Given instruction –
Report how many lines contain "Relationship", with no other words.

Task material –
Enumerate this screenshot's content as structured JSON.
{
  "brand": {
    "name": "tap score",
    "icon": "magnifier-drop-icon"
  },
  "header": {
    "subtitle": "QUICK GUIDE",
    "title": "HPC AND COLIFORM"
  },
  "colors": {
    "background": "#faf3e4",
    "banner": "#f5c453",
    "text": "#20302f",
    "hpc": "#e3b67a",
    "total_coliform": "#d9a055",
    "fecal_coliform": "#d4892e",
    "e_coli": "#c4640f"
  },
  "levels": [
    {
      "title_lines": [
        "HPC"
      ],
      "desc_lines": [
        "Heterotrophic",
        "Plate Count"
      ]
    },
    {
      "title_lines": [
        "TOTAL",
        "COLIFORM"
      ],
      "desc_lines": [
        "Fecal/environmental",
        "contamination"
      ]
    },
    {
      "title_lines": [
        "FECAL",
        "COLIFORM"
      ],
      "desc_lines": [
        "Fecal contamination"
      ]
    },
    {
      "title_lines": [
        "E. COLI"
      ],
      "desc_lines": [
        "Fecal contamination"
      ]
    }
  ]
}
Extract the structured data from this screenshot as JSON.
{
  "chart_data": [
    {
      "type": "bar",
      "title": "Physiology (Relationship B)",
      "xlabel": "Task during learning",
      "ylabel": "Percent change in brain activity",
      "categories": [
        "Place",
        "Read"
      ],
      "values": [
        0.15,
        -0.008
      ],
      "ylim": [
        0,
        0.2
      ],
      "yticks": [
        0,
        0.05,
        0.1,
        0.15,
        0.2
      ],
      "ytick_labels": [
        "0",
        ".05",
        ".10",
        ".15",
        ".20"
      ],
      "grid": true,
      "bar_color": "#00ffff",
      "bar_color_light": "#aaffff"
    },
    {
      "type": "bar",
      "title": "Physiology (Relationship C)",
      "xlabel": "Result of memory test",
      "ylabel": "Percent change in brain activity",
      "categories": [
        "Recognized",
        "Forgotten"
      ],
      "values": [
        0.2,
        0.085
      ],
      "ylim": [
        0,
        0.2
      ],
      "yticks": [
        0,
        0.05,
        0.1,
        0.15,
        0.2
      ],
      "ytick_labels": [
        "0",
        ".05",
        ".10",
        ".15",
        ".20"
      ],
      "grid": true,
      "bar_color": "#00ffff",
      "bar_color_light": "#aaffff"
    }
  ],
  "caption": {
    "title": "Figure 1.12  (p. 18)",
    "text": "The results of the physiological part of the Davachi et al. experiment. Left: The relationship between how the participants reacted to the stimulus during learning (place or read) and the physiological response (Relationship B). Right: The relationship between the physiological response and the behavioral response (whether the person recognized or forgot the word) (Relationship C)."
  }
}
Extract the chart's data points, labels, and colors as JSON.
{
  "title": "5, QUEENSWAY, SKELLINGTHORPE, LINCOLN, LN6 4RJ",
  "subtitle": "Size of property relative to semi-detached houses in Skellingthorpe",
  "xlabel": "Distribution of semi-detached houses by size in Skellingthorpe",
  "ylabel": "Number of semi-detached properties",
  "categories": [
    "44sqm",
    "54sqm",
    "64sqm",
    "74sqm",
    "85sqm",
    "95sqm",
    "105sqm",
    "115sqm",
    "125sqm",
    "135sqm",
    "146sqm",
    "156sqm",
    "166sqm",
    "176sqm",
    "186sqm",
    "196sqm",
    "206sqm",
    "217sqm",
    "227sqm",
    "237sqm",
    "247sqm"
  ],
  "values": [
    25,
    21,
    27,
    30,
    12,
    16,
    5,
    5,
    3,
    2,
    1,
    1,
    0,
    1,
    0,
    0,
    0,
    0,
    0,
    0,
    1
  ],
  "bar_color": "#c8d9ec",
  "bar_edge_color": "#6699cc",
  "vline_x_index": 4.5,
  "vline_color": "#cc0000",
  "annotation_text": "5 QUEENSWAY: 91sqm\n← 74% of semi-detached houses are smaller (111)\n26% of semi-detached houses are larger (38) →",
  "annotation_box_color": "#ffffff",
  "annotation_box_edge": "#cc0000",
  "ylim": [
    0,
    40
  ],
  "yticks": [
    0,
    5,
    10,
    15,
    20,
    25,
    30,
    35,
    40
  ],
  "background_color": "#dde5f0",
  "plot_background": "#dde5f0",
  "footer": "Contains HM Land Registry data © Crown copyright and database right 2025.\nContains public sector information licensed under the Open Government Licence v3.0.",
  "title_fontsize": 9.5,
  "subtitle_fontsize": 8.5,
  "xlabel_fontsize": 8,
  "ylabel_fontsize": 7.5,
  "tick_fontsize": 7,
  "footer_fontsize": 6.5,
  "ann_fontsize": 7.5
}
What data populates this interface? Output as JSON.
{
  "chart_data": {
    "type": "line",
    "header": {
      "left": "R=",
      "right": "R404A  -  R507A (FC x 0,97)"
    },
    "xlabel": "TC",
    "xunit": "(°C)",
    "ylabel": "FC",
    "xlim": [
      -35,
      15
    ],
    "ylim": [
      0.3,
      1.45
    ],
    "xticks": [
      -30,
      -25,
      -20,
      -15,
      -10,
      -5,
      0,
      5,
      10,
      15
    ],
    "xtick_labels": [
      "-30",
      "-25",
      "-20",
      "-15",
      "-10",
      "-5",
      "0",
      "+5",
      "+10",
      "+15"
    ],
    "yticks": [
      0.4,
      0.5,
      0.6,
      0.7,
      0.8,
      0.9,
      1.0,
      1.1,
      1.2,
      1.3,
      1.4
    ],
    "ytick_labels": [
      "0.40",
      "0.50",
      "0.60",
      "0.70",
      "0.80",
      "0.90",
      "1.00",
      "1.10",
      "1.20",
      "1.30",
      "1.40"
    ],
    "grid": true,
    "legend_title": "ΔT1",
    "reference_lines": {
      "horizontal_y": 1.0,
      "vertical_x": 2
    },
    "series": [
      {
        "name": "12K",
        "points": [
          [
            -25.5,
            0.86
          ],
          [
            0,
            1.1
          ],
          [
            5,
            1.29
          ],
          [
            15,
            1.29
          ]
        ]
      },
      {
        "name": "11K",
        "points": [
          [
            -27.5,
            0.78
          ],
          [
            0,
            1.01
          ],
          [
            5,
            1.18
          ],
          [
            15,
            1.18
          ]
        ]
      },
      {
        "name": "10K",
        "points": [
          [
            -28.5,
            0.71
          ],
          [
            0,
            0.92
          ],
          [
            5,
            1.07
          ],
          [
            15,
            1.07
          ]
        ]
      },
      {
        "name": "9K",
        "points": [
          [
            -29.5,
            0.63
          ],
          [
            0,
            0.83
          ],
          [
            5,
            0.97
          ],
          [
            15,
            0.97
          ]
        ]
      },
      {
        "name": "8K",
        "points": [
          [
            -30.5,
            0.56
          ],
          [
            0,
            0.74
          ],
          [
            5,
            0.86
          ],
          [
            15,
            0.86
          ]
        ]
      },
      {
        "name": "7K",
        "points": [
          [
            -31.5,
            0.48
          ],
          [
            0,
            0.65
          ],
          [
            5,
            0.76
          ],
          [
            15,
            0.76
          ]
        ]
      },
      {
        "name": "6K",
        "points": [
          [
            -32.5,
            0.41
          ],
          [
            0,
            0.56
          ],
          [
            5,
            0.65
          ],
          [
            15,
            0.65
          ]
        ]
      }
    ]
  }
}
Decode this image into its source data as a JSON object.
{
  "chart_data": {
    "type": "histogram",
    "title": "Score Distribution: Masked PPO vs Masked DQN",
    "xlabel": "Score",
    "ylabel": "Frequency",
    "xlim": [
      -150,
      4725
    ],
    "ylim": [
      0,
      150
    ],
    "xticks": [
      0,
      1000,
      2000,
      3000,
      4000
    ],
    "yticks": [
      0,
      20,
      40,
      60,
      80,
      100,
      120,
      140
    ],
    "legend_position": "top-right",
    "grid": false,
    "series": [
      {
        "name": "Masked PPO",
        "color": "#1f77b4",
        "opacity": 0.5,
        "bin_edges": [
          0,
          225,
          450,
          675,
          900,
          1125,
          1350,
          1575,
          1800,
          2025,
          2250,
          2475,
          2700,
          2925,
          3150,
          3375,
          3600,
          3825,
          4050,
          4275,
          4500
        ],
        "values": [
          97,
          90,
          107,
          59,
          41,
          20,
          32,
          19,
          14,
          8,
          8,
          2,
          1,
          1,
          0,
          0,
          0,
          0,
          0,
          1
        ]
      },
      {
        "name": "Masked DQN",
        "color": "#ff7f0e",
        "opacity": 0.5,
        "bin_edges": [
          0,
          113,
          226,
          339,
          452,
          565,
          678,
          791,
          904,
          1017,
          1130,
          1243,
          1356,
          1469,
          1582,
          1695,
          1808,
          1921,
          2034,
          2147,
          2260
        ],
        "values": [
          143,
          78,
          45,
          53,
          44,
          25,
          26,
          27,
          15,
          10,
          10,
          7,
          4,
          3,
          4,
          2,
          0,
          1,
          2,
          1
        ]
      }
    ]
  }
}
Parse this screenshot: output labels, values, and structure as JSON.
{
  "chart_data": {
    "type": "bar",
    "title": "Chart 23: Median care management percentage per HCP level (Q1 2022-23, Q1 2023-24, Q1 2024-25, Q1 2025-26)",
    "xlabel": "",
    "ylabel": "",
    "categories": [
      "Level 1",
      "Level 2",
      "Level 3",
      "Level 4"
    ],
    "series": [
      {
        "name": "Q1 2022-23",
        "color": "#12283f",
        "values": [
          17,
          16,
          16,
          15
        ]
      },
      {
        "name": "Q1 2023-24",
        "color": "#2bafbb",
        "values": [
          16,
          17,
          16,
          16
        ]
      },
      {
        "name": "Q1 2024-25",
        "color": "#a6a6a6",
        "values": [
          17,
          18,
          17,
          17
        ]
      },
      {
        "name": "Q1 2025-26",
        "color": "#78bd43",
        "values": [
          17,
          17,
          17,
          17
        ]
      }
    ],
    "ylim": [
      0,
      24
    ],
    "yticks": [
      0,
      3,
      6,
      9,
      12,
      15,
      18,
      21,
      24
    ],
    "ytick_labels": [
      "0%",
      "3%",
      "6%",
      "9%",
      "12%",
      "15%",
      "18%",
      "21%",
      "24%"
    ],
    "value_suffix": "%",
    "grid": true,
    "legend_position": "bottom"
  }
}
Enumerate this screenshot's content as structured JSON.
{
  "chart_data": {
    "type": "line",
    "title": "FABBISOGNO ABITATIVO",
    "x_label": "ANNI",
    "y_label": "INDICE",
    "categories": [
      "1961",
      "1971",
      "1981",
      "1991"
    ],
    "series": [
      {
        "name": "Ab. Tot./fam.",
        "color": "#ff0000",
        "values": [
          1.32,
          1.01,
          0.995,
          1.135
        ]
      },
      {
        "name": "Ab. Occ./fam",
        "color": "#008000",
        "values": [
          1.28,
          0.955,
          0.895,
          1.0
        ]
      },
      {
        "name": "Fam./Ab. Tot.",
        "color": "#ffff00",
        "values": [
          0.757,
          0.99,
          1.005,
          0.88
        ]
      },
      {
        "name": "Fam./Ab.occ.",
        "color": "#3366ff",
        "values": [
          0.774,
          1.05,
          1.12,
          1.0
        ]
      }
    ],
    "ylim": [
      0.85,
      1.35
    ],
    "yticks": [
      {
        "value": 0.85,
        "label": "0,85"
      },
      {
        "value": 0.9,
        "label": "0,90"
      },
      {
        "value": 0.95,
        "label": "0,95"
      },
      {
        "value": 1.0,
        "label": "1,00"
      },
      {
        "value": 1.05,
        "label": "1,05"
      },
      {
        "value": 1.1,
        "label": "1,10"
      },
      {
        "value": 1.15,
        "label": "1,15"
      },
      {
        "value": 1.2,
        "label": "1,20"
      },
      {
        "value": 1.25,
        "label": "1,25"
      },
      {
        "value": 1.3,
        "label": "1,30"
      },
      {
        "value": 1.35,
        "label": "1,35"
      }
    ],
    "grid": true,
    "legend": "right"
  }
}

Solution to this task –
3